[Data entries start]

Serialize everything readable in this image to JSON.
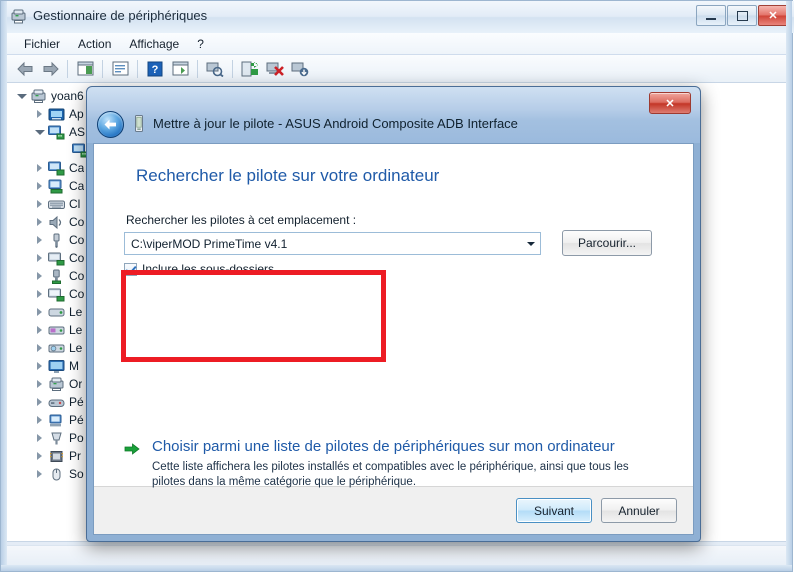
{
  "main_window": {
    "title": "Gestionnaire de périphériques",
    "icon": "device-manager-icon",
    "controls": {
      "minimize": "minimize-button",
      "maximize": "maximize-button",
      "close_label": "✕"
    },
    "menus": [
      {
        "label": "Fichier"
      },
      {
        "label": "Action"
      },
      {
        "label": "Affichage"
      },
      {
        "label": "?"
      }
    ],
    "toolbar": [
      {
        "name": "back-arrow-icon",
        "glyph": "⬅"
      },
      {
        "name": "forward-arrow-icon",
        "glyph": "➡"
      },
      {
        "name": "sep",
        "glyph": ""
      },
      {
        "name": "show-hide-console-tree-icon",
        "glyph": "▤"
      },
      {
        "name": "sep",
        "glyph": ""
      },
      {
        "name": "properties-icon",
        "glyph": "▣"
      },
      {
        "name": "sep",
        "glyph": ""
      },
      {
        "name": "help-icon",
        "glyph": "?"
      },
      {
        "name": "show-hide-action-pane-icon",
        "glyph": "▥"
      },
      {
        "name": "sep",
        "glyph": ""
      },
      {
        "name": "scan-hardware-changes-icon",
        "glyph": "⌕"
      },
      {
        "name": "sep",
        "glyph": ""
      },
      {
        "name": "update-driver-icon",
        "glyph": "⇪"
      },
      {
        "name": "uninstall-device-icon",
        "glyph": "✖"
      },
      {
        "name": "disable-device-icon",
        "glyph": "⇩"
      }
    ],
    "tree": [
      {
        "level": 0,
        "label": "yoan6",
        "expander": "open",
        "icon": "computer-icon"
      },
      {
        "level": 1,
        "label": "Ap",
        "expander": "closed",
        "icon": "imaging-device-icon"
      },
      {
        "level": 1,
        "label": "AS",
        "expander": "open",
        "icon": "adb-device-icon"
      },
      {
        "level": 2,
        "label": "",
        "expander": "none",
        "icon": "adb-device-icon"
      },
      {
        "level": 1,
        "label": "Ca",
        "expander": "closed",
        "icon": "network-adapter-icon"
      },
      {
        "level": 1,
        "label": "Ca",
        "expander": "closed",
        "icon": "display-adapter-icon"
      },
      {
        "level": 1,
        "label": "Cl",
        "expander": "closed",
        "icon": "keyboard-icon"
      },
      {
        "level": 1,
        "label": "Co",
        "expander": "closed",
        "icon": "sound-icon"
      },
      {
        "level": 1,
        "label": "Co",
        "expander": "closed",
        "icon": "usb-controller-icon"
      },
      {
        "level": 1,
        "label": "Co",
        "expander": "closed",
        "icon": "ide-controller-icon"
      },
      {
        "level": 1,
        "label": "Co",
        "expander": "closed",
        "icon": "usb-host-controller-icon"
      },
      {
        "level": 1,
        "label": "Co",
        "expander": "closed",
        "icon": "storage-controller-icon"
      },
      {
        "level": 1,
        "label": "Le",
        "expander": "closed",
        "icon": "disk-drive-icon"
      },
      {
        "level": 1,
        "label": "Le",
        "expander": "closed",
        "icon": "floppy-drive-icon"
      },
      {
        "level": 1,
        "label": "Le",
        "expander": "closed",
        "icon": "dvd-drive-icon"
      },
      {
        "level": 1,
        "label": "M",
        "expander": "closed",
        "icon": "monitor-icon"
      },
      {
        "level": 1,
        "label": "Or",
        "expander": "closed",
        "icon": "computer-icon"
      },
      {
        "level": 1,
        "label": "Pé",
        "expander": "closed",
        "icon": "game-controller-icon"
      },
      {
        "level": 1,
        "label": "Pé",
        "expander": "closed",
        "icon": "system-device-icon"
      },
      {
        "level": 1,
        "label": "Po",
        "expander": "closed",
        "icon": "port-icon"
      },
      {
        "level": 1,
        "label": "Pr",
        "expander": "closed",
        "icon": "processor-icon"
      },
      {
        "level": 1,
        "label": "So",
        "expander": "closed",
        "icon": "mouse-icon"
      }
    ]
  },
  "dialog": {
    "title": "Mettre à jour le pilote - ASUS Android Composite ADB Interface",
    "back_button": "back-button",
    "close_label": "✕",
    "heading": "Rechercher le pilote sur votre ordinateur",
    "location_label": "Rechercher les pilotes à cet emplacement :",
    "location_value": "C:\\viperMOD PrimeTime v4.1",
    "location_placeholder": "C:\\",
    "browse_label": "Parcourir...",
    "subfolders_label": "Inclure les sous-dossiers",
    "subfolders_checked": true,
    "option": {
      "title": "Choisir parmi une liste de pilotes de périphériques sur mon ordinateur",
      "description": "Cette liste affichera les pilotes installés et compatibles avec le périphérique, ainsi que tous les pilotes dans la même catégorie que le périphérique."
    },
    "next_label": "Suivant",
    "cancel_label": "Annuler",
    "highlight_color": "#ed1c24",
    "heading_color": "#1f5aa8"
  }
}
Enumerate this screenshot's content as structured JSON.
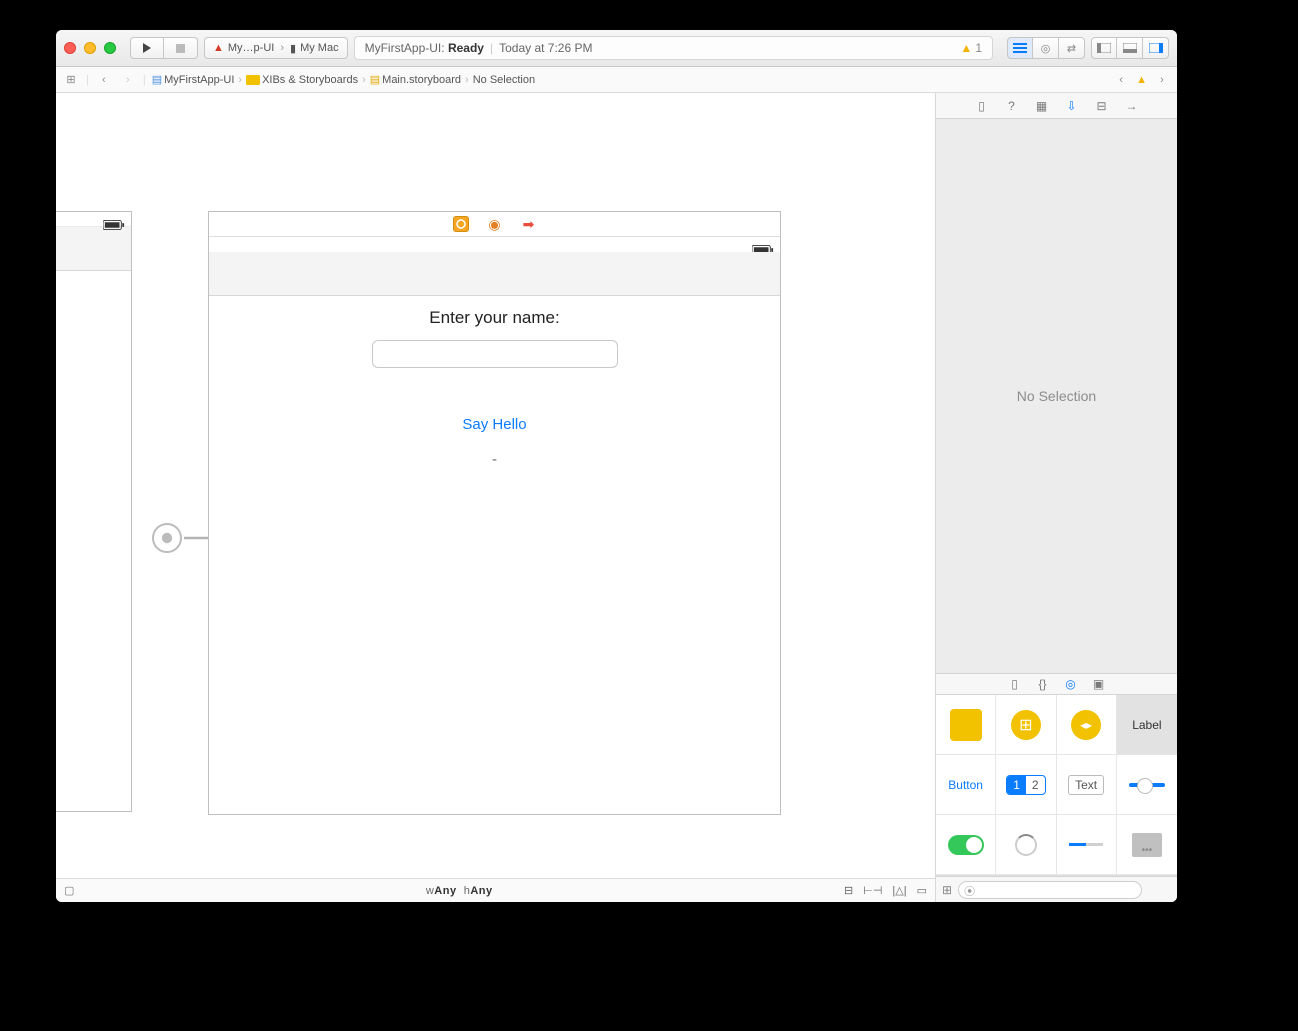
{
  "toolbar": {
    "scheme_app": "My…p-UI",
    "scheme_device": "My Mac",
    "status_app": "MyFirstApp-UI:",
    "status_state": "Ready",
    "status_time": "Today at 7:26 PM",
    "warning_count": "1"
  },
  "jumpbar": {
    "crumb1": "MyFirstApp-UI",
    "crumb2": "XIBs & Storyboards",
    "crumb3": "Main.storyboard",
    "crumb4": "No Selection"
  },
  "canvas": {
    "label_name": "Enter your name:",
    "button_hello": "Say Hello",
    "output": "-"
  },
  "sizeclass": {
    "w_prefix": "w",
    "w_value": "Any",
    "h_prefix": "h",
    "h_value": "Any"
  },
  "inspector": {
    "empty": "No Selection"
  },
  "library": {
    "label": "Label",
    "button": "Button",
    "seg1": "1",
    "seg2": "2",
    "text": "Text",
    "filter_placeholder": ""
  }
}
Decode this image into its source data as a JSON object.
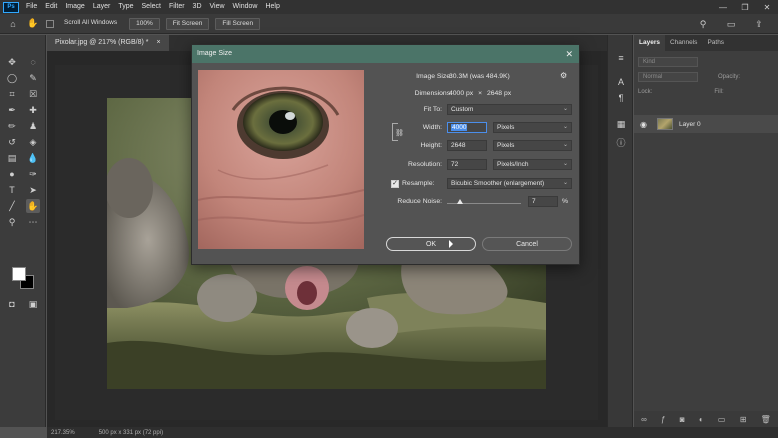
{
  "app": {
    "logo": "Ps"
  },
  "menu": [
    "File",
    "Edit",
    "Image",
    "Layer",
    "Type",
    "Select",
    "Filter",
    "3D",
    "View",
    "Window",
    "Help"
  ],
  "window_controls": {
    "minimize": "—",
    "maximize": "❐",
    "close": "✕"
  },
  "options": {
    "scroll_all": "Scroll All Windows",
    "zoom": "100%",
    "fit_screen": "Fit Screen",
    "fill_screen": "Fill Screen"
  },
  "document": {
    "tab_title": "Pixolar.jpg @ 217% (RGB/8) *",
    "tab_close": "×"
  },
  "status": {
    "zoom": "217.35%",
    "info": "500 px x 331 px (72 ppi)"
  },
  "layers_panel": {
    "tabs": [
      "Layers",
      "Channels",
      "Paths"
    ],
    "kind_placeholder": "Kind",
    "blend_mode": "Normal",
    "opacity_label": "Opacity:",
    "lock_label": "Lock:",
    "fill_label": "Fill:",
    "layer_name": "Layer 0"
  },
  "dialog": {
    "title": "Image Size",
    "close": "✕",
    "image_size_label": "Image Size:",
    "image_size_value": "30.3M (was 484.9K)",
    "dimensions_label": "Dimensions:",
    "dim_w": "4000 px",
    "dim_x": "×",
    "dim_h": "2648 px",
    "fit_to_label": "Fit To:",
    "fit_to_value": "Custom",
    "width_label": "Width:",
    "width_value": "4000",
    "width_unit": "Pixels",
    "height_label": "Height:",
    "height_value": "2648",
    "height_unit": "Pixels",
    "resolution_label": "Resolution:",
    "resolution_value": "72",
    "resolution_unit": "Pixels/Inch",
    "resample_label": "Resample:",
    "resample_value": "Bicubic Smoother (enlargement)",
    "reduce_noise_label": "Reduce Noise:",
    "reduce_noise_value": "7",
    "reduce_noise_unit": "%",
    "ok": "OK",
    "cancel": "Cancel"
  },
  "colors": {
    "dialog_title_bar": "#4b7468",
    "focus_blue": "#4b8eea",
    "ui_dark": "#323232"
  }
}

[Data entries end]

Objective – The data above should be repeated exactly, minus any pictures.

The output –
Serialize everything readable in this image to JSON.
{
  "main_window": {
    "title": "Gestionnaire de périphériques",
    "icon": "device-manager-icon",
    "controls": {
      "minimize": "minimize-button",
      "maximize": "maximize-button",
      "close_label": "✕"
    },
    "menus": [
      {
        "label": "Fichier"
      },
      {
        "label": "Action"
      },
      {
        "label": "Affichage"
      },
      {
        "label": "?"
      }
    ],
    "toolbar": [
      {
        "name": "back-arrow-icon",
        "glyph": "⬅"
      },
      {
        "name": "forward-arrow-icon",
        "glyph": "➡"
      },
      {
        "name": "sep",
        "glyph": ""
      },
      {
        "name": "show-hide-console-tree-icon",
        "glyph": "▤"
      },
      {
        "name": "sep",
        "glyph": ""
      },
      {
        "name": "properties-icon",
        "glyph": "▣"
      },
      {
        "name": "sep",
        "glyph": ""
      },
      {
        "name": "help-icon",
        "glyph": "?"
      },
      {
        "name": "show-hide-action-pane-icon",
        "glyph": "▥"
      },
      {
        "name": "sep",
        "glyph": ""
      },
      {
        "name": "scan-hardware-changes-icon",
        "glyph": "⌕"
      },
      {
        "name": "sep",
        "glyph": ""
      },
      {
        "name": "update-driver-icon",
        "glyph": "⇪"
      },
      {
        "name": "uninstall-device-icon",
        "glyph": "✖"
      },
      {
        "name": "disable-device-icon",
        "glyph": "⇩"
      }
    ],
    "tree": [
      {
        "level": 0,
        "label": "yoan6",
        "expander": "open",
        "icon": "computer-icon"
      },
      {
        "level": 1,
        "label": "Ap",
        "expander": "closed",
        "icon": "imaging-device-icon"
      },
      {
        "level": 1,
        "label": "AS",
        "expander": "open",
        "icon": "adb-device-icon"
      },
      {
        "level": 2,
        "label": "",
        "expander": "none",
        "icon": "adb-device-icon"
      },
      {
        "level": 1,
        "label": "Ca",
        "expander": "closed",
        "icon": "network-adapter-icon"
      },
      {
        "level": 1,
        "label": "Ca",
        "expander": "closed",
        "icon": "display-adapter-icon"
      },
      {
        "level": 1,
        "label": "Cl",
        "expander": "closed",
        "icon": "keyboard-icon"
      },
      {
        "level": 1,
        "label": "Co",
        "expander": "closed",
        "icon": "sound-icon"
      },
      {
        "level": 1,
        "label": "Co",
        "expander": "closed",
        "icon": "usb-controller-icon"
      },
      {
        "level": 1,
        "label": "Co",
        "expander": "closed",
        "icon": "ide-controller-icon"
      },
      {
        "level": 1,
        "label": "Co",
        "expander": "closed",
        "icon": "usb-host-controller-icon"
      },
      {
        "level": 1,
        "label": "Co",
        "expander": "closed",
        "icon": "storage-controller-icon"
      },
      {
        "level": 1,
        "label": "Le",
        "expander": "closed",
        "icon": "disk-drive-icon"
      },
      {
        "level": 1,
        "label": "Le",
        "expander": "closed",
        "icon": "floppy-drive-icon"
      },
      {
        "level": 1,
        "label": "Le",
        "expander": "closed",
        "icon": "dvd-drive-icon"
      },
      {
        "level": 1,
        "label": "M",
        "expander": "closed",
        "icon": "monitor-icon"
      },
      {
        "level": 1,
        "label": "Or",
        "expander": "closed",
        "icon": "computer-icon"
      },
      {
        "level": 1,
        "label": "Pé",
        "expander": "closed",
        "icon": "game-controller-icon"
      },
      {
        "level": 1,
        "label": "Pé",
        "expander": "closed",
        "icon": "system-device-icon"
      },
      {
        "level": 1,
        "label": "Po",
        "expander": "closed",
        "icon": "port-icon"
      },
      {
        "level": 1,
        "label": "Pr",
        "expander": "closed",
        "icon": "processor-icon"
      },
      {
        "level": 1,
        "label": "So",
        "expander": "closed",
        "icon": "mouse-icon"
      }
    ]
  },
  "dialog": {
    "title": "Mettre à jour le pilote - ASUS Android Composite ADB Interface",
    "back_button": "back-button",
    "close_label": "✕",
    "heading": "Rechercher le pilote sur votre ordinateur",
    "location_label": "Rechercher les pilotes à cet emplacement :",
    "location_value": "C:\\viperMOD PrimeTime v4.1",
    "location_placeholder": "C:\\",
    "browse_label": "Parcourir...",
    "subfolders_label": "Inclure les sous-dossiers",
    "subfolders_checked": true,
    "option": {
      "title": "Choisir parmi une liste de pilotes de périphériques sur mon ordinateur",
      "description": "Cette liste affichera les pilotes installés et compatibles avec le périphérique, ainsi que tous les pilotes dans la même catégorie que le périphérique."
    },
    "next_label": "Suivant",
    "cancel_label": "Annuler",
    "highlight_color": "#ed1c24",
    "heading_color": "#1f5aa8"
  }
}
Enumerate this screenshot's content as structured JSON.
{
  "toolbar": {
    "scheme_app": "My…p-UI",
    "scheme_device": "My Mac",
    "status_app": "MyFirstApp-UI:",
    "status_state": "Ready",
    "status_time": "Today at 7:26 PM",
    "warning_count": "1"
  },
  "jumpbar": {
    "crumb1": "MyFirstApp-UI",
    "crumb2": "XIBs & Storyboards",
    "crumb3": "Main.storyboard",
    "crumb4": "No Selection"
  },
  "canvas": {
    "label_name": "Enter your name:",
    "button_hello": "Say Hello",
    "output": "-"
  },
  "sizeclass": {
    "w_prefix": "w",
    "w_value": "Any",
    "h_prefix": "h",
    "h_value": "Any"
  },
  "inspector": {
    "empty": "No Selection"
  },
  "library": {
    "label": "Label",
    "button": "Button",
    "seg1": "1",
    "seg2": "2",
    "text": "Text",
    "filter_placeholder": ""
  }
}
Decode this image into its source data as a JSON object.
{
  "app": {
    "logo": "Ps"
  },
  "menu": [
    "File",
    "Edit",
    "Image",
    "Layer",
    "Type",
    "Select",
    "Filter",
    "3D",
    "View",
    "Window",
    "Help"
  ],
  "window_controls": {
    "minimize": "—",
    "maximize": "❐",
    "close": "✕"
  },
  "options": {
    "scroll_all": "Scroll All Windows",
    "zoom": "100%",
    "fit_screen": "Fit Screen",
    "fill_screen": "Fill Screen"
  },
  "document": {
    "tab_title": "Pixolar.jpg @ 217% (RGB/8) *",
    "tab_close": "×"
  },
  "status": {
    "zoom": "217.35%",
    "info": "500 px x 331 px (72 ppi)"
  },
  "layers_panel": {
    "tabs": [
      "Layers",
      "Channels",
      "Paths"
    ],
    "kind_placeholder": "Kind",
    "blend_mode": "Normal",
    "opacity_label": "Opacity:",
    "lock_label": "Lock:",
    "fill_label": "Fill:",
    "layer_name": "Layer 0"
  },
  "dialog": {
    "title": "Image Size",
    "close": "✕",
    "image_size_label": "Image Size:",
    "image_size_value": "30.3M (was 484.9K)",
    "dimensions_label": "Dimensions:",
    "dim_w": "4000 px",
    "dim_x": "×",
    "dim_h": "2648 px",
    "fit_to_label": "Fit To:",
    "fit_to_value": "Custom",
    "width_label": "Width:",
    "width_value": "4000",
    "width_unit": "Pixels",
    "height_label": "Height:",
    "height_value": "2648",
    "height_unit": "Pixels",
    "resolution_label": "Resolution:",
    "resolution_value": "72",
    "resolution_unit": "Pixels/Inch",
    "resample_label": "Resample:",
    "resample_value": "Bicubic Smoother (enlargement)",
    "reduce_noise_label": "Reduce Noise:",
    "reduce_noise_value": "7",
    "reduce_noise_unit": "%",
    "ok": "OK",
    "cancel": "Cancel"
  },
  "colors": {
    "dialog_title_bar": "#4b7468",
    "focus_blue": "#4b8eea",
    "ui_dark": "#323232"
  }
}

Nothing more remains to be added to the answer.